-- start of Available data --

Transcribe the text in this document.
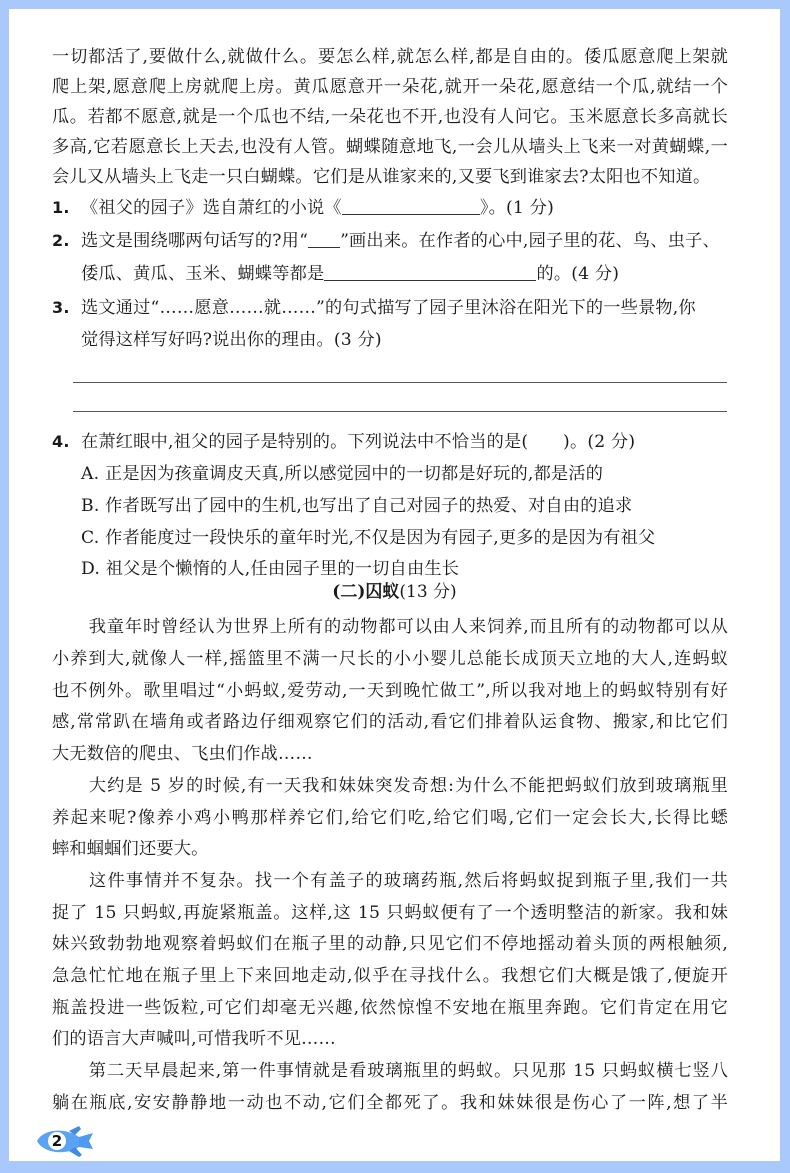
一切都活了,要做什么,就做什么。要怎么样,就怎么样,都是自由的。倭瓜愿意爬上架就
爬上架,愿意爬上房就爬上房。黄瓜愿意开一朵花,就开一朵花,愿意结一个瓜,就结一个
瓜。若都不愿意,就是一个瓜也不结,一朵花也不开,也没有人问它。玉米愿意长多高就长
多高,它若愿意长上天去,也没有人管。蝴蝶随意地飞,一会儿从墙头上飞来一对黄蝴蝶,一
会儿又从墙头上飞走一只白蝴蝶。它们是从谁家来的,又要飞到谁家去?太阳也不知道。
1. 《祖父的园子》选自萧红的小说《	》。(1 分)
2. 选文是围绕哪两句话写的?用“ ”画出来。在作者的心中,园子里的花、鸟、虫子、
倭瓜、黄瓜、玉米、蝴蝶等都是	的。(4 分)
3. 选文通过“……愿意……就……”的句式描写了园子里沐浴在阳光下的一些景物,你
觉得这样写好吗?说出你的理由。(3 分)
4. 在萧红眼中,祖父的园子是特别的。下列说法中不恰当的是(　　)。(2 分)
A. 正是因为孩童调皮天真,所以感觉园中的一切都是好玩的,都是活的
B. 作者既写出了园中的生机,也写出了自己对园子的热爱、对自由的追求
C. 作者能度过一段快乐的童年时光,不仅是因为有园子,更多的是因为有祖父
D. 祖父是个懒惰的人,任由园子里的一切自由生长
(二)囚蚁(13 分)
我童年时曾经认为世界上所有的动物都可以由人来饲养,而且所有的动物都可以从
小养到大,就像人一样,摇篮里不满一尺长的小小婴儿总能长成顶天立地的大人,连蚂蚁
也不例外。歌里唱过“小蚂蚁,爱劳动,一天到晚忙做工”,所以我对地上的蚂蚁特别有好
感,常常趴在墙角或者路边仔细观察它们的活动,看它们排着队运食物、搬家,和比它们
大无数倍的爬虫、飞虫们作战……
大约是 5 岁的时候,有一天我和妹妹突发奇想:为什么不能把蚂蚁们放到玻璃瓶里
养起来呢?像养小鸡小鸭那样养它们,给它们吃,给它们喝,它们一定会长大,长得比蟋
蟀和蝈蝈们还要大。
这件事情并不复杂。找一个有盖子的玻璃药瓶,然后将蚂蚁捉到瓶子里,我们一共
捉了 15 只蚂蚁,再旋紧瓶盖。这样,这 15 只蚂蚁便有了一个透明整洁的新家。我和妹
妹兴致勃勃地观察着蚂蚁们在瓶子里的动静,只见它们不停地摇动着头顶的两根触须,
急急忙忙地在瓶子里上下来回地走动,似乎在寻找什么。我想它们大概是饿了,便旋开
瓶盖投进一些饭粒,可它们却毫无兴趣,依然惊惶不安地在瓶里奔跑。它们肯定在用它
们的语言大声喊叫,可惜我听不见……
第二天早晨起来,第一件事情就是看玻璃瓶里的蚂蚁。只见那 15 只蚂蚁横七竖八
躺在瓶底,安安静静地一动也不动,它们全都死了。我和妹妹很是伤心了一阵,想了半
2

-- end of Available data --

Objective
Reproduce the data above in full, exactly as it is, with the pictures left out.

Expected output
Transcribe the text in this document.
一切都活了,要做什么,就做什么。要怎么样,就怎么样,都是自由的。倭瓜愿意爬上架就
爬上架,愿意爬上房就爬上房。黄瓜愿意开一朵花,就开一朵花,愿意结一个瓜,就结一个
瓜。若都不愿意,就是一个瓜也不结,一朵花也不开,也没有人问它。玉米愿意长多高就长
多高,它若愿意长上天去,也没有人管。蝴蝶随意地飞,一会儿从墙头上飞来一对黄蝴蝶,一
会儿又从墙头上飞走一只白蝴蝶。它们是从谁家来的,又要飞到谁家去?太阳也不知道。
1. 《祖父的园子》选自萧红的小说《	》。(1 分)
2. 选文是围绕哪两句话写的?用“ ”画出来。在作者的心中,园子里的花、鸟、虫子、
倭瓜、黄瓜、玉米、蝴蝶等都是	的。(4 分)
3. 选文通过“……愿意……就……”的句式描写了园子里沐浴在阳光下的一些景物,你
觉得这样写好吗?说出你的理由。(3 分)
4. 在萧红眼中,祖父的园子是特别的。下列说法中不恰当的是(　　)。(2 分)
A. 正是因为孩童调皮天真,所以感觉园中的一切都是好玩的,都是活的
B. 作者既写出了园中的生机,也写出了自己对园子的热爱、对自由的追求
C. 作者能度过一段快乐的童年时光,不仅是因为有园子,更多的是因为有祖父
D. 祖父是个懒惰的人,任由园子里的一切自由生长
(二)囚蚁(13 分)
我童年时曾经认为世界上所有的动物都可以由人来饲养,而且所有的动物都可以从
小养到大,就像人一样,摇篮里不满一尺长的小小婴儿总能长成顶天立地的大人,连蚂蚁
也不例外。歌里唱过“小蚂蚁,爱劳动,一天到晚忙做工”,所以我对地上的蚂蚁特别有好
感,常常趴在墙角或者路边仔细观察它们的活动,看它们排着队运食物、搬家,和比它们
大无数倍的爬虫、飞虫们作战……
大约是 5 岁的时候,有一天我和妹妹突发奇想:为什么不能把蚂蚁们放到玻璃瓶里
养起来呢?像养小鸡小鸭那样养它们,给它们吃,给它们喝,它们一定会长大,长得比蟋
蟀和蝈蝈们还要大。
这件事情并不复杂。找一个有盖子的玻璃药瓶,然后将蚂蚁捉到瓶子里,我们一共
捉了 15 只蚂蚁,再旋紧瓶盖。这样,这 15 只蚂蚁便有了一个透明整洁的新家。我和妹
妹兴致勃勃地观察着蚂蚁们在瓶子里的动静,只见它们不停地摇动着头顶的两根触须,
急急忙忙地在瓶子里上下来回地走动,似乎在寻找什么。我想它们大概是饿了,便旋开
瓶盖投进一些饭粒,可它们却毫无兴趣,依然惊惶不安地在瓶里奔跑。它们肯定在用它
们的语言大声喊叫,可惜我听不见……
第二天早晨起来,第一件事情就是看玻璃瓶里的蚂蚁。只见那 15 只蚂蚁横七竖八
躺在瓶底,安安静静地一动也不动,它们全都死了。我和妹妹很是伤心了一阵,想了半
2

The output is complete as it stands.